— Start —

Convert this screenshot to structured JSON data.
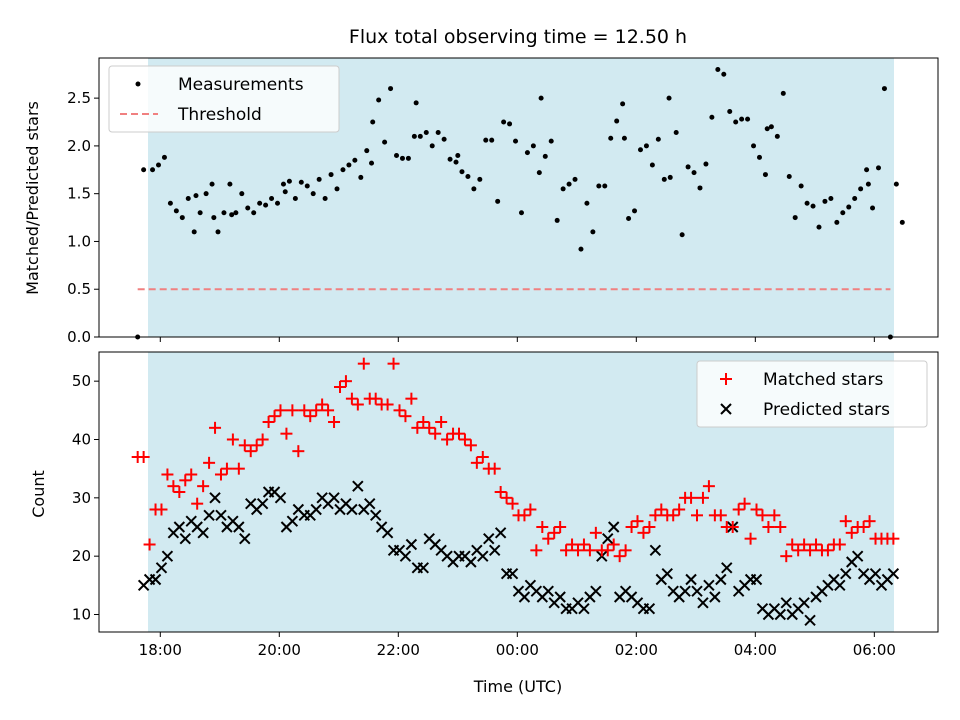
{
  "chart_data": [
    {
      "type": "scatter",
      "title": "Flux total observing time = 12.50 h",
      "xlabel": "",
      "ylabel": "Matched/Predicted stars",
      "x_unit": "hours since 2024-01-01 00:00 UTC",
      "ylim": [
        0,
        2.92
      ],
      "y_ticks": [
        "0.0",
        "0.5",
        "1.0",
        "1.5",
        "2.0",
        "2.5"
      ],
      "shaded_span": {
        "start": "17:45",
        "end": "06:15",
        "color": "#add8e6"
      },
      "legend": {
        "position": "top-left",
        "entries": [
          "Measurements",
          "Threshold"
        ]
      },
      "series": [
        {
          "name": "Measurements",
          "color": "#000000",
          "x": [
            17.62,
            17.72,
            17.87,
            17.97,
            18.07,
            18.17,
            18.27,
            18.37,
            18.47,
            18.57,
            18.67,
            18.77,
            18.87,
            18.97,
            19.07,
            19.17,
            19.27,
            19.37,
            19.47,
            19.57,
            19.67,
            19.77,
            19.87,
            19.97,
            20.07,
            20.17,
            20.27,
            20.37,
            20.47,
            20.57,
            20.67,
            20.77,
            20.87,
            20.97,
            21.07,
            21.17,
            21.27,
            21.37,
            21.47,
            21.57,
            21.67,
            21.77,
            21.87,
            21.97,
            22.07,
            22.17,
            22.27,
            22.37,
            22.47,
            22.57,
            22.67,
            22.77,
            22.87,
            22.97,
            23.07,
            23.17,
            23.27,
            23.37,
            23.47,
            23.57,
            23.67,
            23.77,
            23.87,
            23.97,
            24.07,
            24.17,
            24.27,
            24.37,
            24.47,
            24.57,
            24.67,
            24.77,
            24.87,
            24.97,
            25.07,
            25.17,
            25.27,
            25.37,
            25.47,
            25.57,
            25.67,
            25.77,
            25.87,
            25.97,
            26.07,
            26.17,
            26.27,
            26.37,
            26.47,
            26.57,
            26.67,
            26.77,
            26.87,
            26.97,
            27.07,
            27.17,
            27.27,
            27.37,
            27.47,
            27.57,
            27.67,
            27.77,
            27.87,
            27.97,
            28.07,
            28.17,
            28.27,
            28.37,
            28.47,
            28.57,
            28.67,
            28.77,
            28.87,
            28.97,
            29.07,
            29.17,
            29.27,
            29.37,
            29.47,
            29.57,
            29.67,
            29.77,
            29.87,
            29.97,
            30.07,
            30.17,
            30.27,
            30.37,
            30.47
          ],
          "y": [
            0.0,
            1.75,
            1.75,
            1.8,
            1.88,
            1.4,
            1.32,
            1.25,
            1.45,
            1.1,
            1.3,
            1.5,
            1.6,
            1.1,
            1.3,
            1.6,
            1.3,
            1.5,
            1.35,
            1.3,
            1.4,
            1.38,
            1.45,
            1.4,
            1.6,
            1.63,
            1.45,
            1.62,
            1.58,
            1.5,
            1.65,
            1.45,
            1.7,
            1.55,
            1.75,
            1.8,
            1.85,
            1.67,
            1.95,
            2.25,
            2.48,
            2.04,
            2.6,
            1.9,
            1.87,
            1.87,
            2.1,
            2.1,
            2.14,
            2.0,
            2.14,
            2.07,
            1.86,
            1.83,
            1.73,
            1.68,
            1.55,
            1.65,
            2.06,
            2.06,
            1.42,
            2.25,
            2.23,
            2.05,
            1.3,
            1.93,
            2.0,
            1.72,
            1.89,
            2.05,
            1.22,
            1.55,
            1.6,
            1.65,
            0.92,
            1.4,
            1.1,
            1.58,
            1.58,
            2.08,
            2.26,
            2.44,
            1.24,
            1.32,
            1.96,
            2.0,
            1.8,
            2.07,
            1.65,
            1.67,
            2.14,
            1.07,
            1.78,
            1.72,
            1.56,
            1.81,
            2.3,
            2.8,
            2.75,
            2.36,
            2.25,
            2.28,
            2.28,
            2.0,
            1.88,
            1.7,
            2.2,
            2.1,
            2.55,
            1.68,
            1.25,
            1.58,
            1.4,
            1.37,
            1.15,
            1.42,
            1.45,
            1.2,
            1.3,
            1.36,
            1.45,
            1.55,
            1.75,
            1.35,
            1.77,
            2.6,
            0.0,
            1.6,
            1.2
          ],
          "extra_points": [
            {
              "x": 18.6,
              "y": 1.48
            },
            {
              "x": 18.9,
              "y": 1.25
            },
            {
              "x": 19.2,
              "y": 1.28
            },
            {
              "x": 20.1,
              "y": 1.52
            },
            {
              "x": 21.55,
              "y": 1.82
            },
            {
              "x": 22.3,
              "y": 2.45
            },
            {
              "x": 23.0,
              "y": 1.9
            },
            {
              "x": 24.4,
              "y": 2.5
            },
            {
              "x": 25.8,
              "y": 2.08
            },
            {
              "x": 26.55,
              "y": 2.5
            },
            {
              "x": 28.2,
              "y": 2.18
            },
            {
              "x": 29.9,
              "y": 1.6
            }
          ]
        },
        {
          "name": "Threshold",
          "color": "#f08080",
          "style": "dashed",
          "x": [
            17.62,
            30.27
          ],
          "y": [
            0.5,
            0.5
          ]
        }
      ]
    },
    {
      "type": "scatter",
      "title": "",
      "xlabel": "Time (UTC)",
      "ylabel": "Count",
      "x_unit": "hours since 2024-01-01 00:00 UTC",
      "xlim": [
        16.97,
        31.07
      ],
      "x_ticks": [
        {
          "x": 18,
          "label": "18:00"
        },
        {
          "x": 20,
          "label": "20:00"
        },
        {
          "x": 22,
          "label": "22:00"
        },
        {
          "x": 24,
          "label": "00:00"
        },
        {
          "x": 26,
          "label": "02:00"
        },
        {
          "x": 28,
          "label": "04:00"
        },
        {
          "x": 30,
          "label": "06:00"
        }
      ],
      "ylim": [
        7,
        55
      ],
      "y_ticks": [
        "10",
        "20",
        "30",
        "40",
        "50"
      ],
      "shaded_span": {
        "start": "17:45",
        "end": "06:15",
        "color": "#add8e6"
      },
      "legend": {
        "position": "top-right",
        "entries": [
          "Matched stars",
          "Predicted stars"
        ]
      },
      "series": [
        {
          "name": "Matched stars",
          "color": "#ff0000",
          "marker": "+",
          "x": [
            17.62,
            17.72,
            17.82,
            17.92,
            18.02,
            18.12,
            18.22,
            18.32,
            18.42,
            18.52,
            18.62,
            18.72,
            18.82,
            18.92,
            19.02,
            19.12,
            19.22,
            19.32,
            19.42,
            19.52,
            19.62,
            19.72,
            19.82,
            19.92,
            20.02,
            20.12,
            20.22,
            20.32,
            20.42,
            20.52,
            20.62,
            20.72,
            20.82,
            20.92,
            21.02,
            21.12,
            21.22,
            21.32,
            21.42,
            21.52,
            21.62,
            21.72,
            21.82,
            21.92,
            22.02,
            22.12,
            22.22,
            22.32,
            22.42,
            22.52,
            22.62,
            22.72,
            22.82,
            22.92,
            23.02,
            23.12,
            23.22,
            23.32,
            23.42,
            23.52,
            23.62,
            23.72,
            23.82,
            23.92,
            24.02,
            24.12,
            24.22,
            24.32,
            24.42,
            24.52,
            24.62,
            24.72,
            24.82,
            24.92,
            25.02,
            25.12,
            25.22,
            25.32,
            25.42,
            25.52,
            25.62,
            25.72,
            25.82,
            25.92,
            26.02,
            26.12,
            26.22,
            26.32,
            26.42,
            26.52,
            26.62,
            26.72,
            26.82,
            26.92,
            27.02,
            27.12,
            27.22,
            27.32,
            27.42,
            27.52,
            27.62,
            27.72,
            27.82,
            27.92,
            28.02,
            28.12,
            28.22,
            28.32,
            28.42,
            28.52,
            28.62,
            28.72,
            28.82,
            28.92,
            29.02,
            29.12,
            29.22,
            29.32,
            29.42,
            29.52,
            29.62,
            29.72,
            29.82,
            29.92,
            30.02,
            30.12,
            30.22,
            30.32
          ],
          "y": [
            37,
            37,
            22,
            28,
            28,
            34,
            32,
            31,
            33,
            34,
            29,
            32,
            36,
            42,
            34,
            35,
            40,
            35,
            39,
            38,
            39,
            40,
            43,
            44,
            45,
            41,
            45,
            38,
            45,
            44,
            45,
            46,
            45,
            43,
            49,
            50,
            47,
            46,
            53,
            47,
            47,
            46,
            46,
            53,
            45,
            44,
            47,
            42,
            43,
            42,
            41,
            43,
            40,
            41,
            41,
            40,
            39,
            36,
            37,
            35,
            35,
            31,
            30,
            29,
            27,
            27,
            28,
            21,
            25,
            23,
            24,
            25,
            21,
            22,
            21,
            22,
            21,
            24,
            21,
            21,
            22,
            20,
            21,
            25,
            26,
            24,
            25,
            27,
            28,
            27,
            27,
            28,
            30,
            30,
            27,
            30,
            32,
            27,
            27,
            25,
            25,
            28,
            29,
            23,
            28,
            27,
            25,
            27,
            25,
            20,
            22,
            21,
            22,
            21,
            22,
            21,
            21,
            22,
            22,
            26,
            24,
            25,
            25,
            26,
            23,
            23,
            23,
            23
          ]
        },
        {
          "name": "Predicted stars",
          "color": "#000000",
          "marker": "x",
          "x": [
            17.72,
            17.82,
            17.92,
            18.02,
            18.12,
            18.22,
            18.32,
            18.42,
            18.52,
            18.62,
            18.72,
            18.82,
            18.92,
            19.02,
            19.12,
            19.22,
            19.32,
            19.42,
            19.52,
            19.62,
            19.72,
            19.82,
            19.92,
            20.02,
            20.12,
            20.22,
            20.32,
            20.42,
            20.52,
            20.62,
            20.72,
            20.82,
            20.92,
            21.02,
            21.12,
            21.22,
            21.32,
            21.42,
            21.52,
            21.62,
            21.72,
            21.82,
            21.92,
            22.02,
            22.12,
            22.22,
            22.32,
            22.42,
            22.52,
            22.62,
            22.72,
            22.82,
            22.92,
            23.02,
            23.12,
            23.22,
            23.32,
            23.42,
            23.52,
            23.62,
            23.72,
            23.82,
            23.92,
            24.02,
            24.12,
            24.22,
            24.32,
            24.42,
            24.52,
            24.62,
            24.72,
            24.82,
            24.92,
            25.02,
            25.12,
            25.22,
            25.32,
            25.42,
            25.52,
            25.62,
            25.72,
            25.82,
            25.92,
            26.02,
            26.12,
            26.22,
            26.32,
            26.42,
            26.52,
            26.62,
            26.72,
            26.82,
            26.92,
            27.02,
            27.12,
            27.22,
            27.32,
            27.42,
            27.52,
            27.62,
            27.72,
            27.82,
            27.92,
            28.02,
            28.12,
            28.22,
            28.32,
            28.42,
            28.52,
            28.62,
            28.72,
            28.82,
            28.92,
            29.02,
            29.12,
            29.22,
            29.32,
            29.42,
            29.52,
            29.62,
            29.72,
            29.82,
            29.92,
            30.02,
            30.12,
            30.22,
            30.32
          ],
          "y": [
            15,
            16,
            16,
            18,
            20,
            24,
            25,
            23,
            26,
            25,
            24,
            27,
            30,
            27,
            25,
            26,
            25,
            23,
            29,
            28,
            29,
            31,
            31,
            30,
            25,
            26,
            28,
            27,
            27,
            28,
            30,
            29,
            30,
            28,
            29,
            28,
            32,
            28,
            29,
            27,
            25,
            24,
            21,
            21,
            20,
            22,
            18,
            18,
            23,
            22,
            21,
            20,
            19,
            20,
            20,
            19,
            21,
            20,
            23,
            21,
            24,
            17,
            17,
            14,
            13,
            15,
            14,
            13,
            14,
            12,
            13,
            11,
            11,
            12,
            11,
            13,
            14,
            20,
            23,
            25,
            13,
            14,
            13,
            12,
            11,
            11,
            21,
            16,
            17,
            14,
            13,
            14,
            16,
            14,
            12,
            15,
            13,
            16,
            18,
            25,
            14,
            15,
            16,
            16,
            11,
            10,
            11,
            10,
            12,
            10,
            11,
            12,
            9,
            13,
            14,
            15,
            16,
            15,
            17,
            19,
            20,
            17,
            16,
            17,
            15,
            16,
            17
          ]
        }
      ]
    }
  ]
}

— End —

Goal.
Show the lines of the material that contain the word "ylabel".

Solution to the problem.
      "ylabel": "Matched/Predicted stars",
      "ylabel": "Count",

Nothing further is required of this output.